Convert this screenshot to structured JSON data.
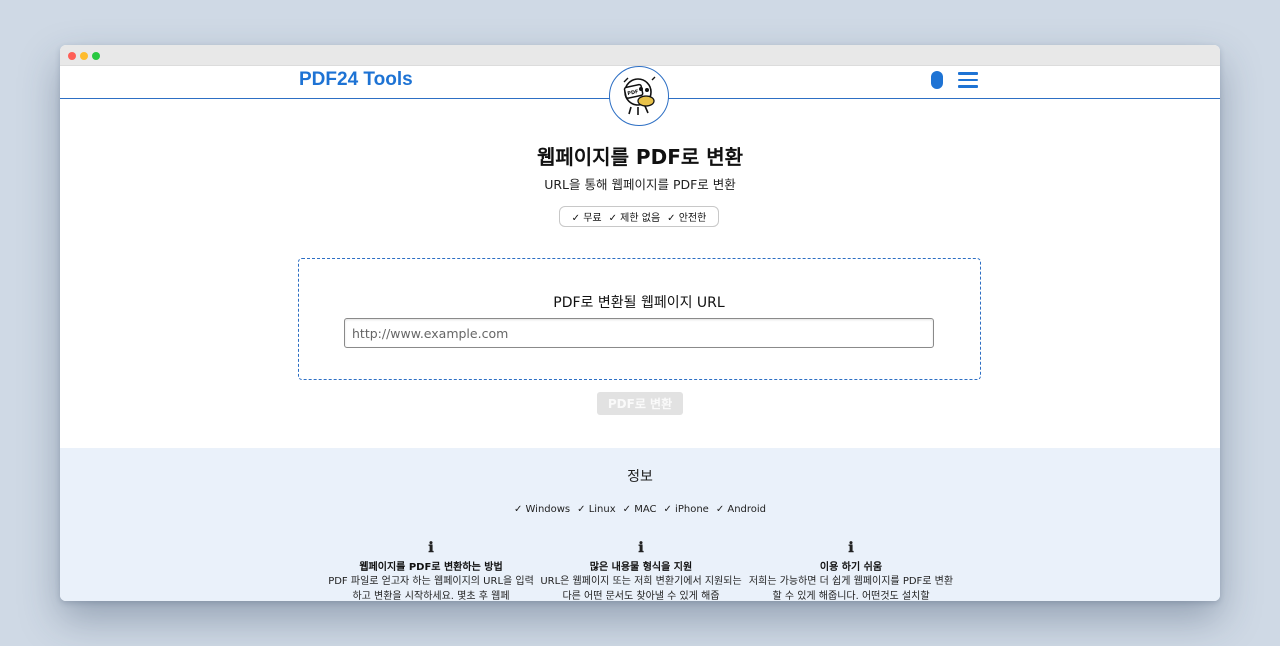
{
  "header": {
    "brand": "PDF24 Tools",
    "colors": {
      "accent": "#1e73d4",
      "divider": "#2d6fc4"
    }
  },
  "hero": {
    "title": "웹페이지를 PDF로 변환",
    "subtitle": "URL을 통해 웹페이지를 PDF로 변환",
    "features": [
      "✓ 무료",
      "✓ 제한 없음",
      "✓ 안전한"
    ]
  },
  "converter": {
    "label": "PDF로 변환될 웹페이지 URL",
    "input_value": "",
    "input_placeholder": "http://www.example.com",
    "button_label": "PDF로 변환"
  },
  "info": {
    "title": "정보",
    "platforms": [
      "✓ Windows",
      "✓ Linux",
      "✓ MAC",
      "✓ iPhone",
      "✓ Android"
    ],
    "columns": [
      {
        "icon": "info-icon",
        "heading": "웹페이지를 PDF로 변환하는 방법",
        "body": "PDF 파일로 얻고자 하는 웹페이지의 URL을 입력하고 변환을 시작하세요. 몇초 후 웹페"
      },
      {
        "icon": "info-icon",
        "heading": "많은 내용물 형식을 지원",
        "body": "URL은 웹페이지 또는 저희 변환기에서 지원되는 다른 어떤 문서도 찾아낼 수 있게 해줍"
      },
      {
        "icon": "info-icon",
        "heading": "이용 하기 쉬움",
        "body": "저희는 가능하면 더 쉽게 웹페이지를 PDF로 변환할 수 있게 해줍니다. 어떤것도 설치할"
      }
    ]
  }
}
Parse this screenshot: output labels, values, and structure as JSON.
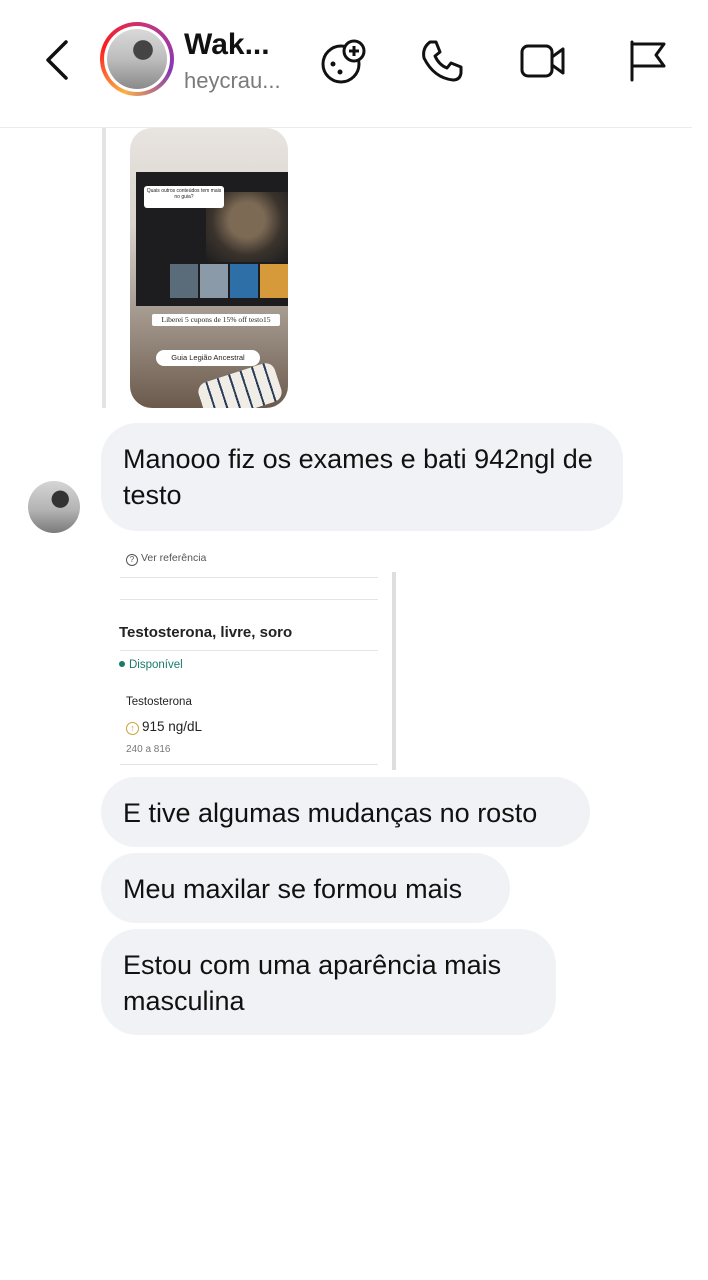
{
  "header": {
    "name": "Wak...",
    "username": "heycrau...",
    "icons": [
      "back-icon",
      "game-icon",
      "phone-icon",
      "video-icon",
      "flag-icon"
    ]
  },
  "story": {
    "question": "Quais outros conteúdos tem mais no guia?",
    "sticker": "Liberei 5 cupons de 15% off testo15",
    "link": "Guia Legião Ancestral"
  },
  "messages": [
    {
      "text": "Manooo fiz os exames e bati 942ngl de testo"
    },
    {
      "text": "E tive algumas mudanças no rosto"
    },
    {
      "text": "Meu maxilar se formou mais"
    },
    {
      "text": "Estou com uma aparência mais masculina"
    }
  ],
  "exam": {
    "ref_label": "Ver referência",
    "title": "Testosterona, livre, soro",
    "status": "Disponível",
    "test_name": "Testosterona",
    "value": "915 ng/dL",
    "range": "240 a 816"
  },
  "colors": {
    "bubble_bg": "#f0f2f5",
    "status_green": "#1a7a6a",
    "username_gray": "#7a7a7a"
  }
}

════

WRITTEN EXERCISE: Where a line of the material above holds the string "mais", copy that line.

FINISHED TASK:
    "question": "Quais outros conteúdos tem mais no guia?",
      "text": "Meu maxilar se formou mais"
      "text": "Estou com uma aparência mais masculina"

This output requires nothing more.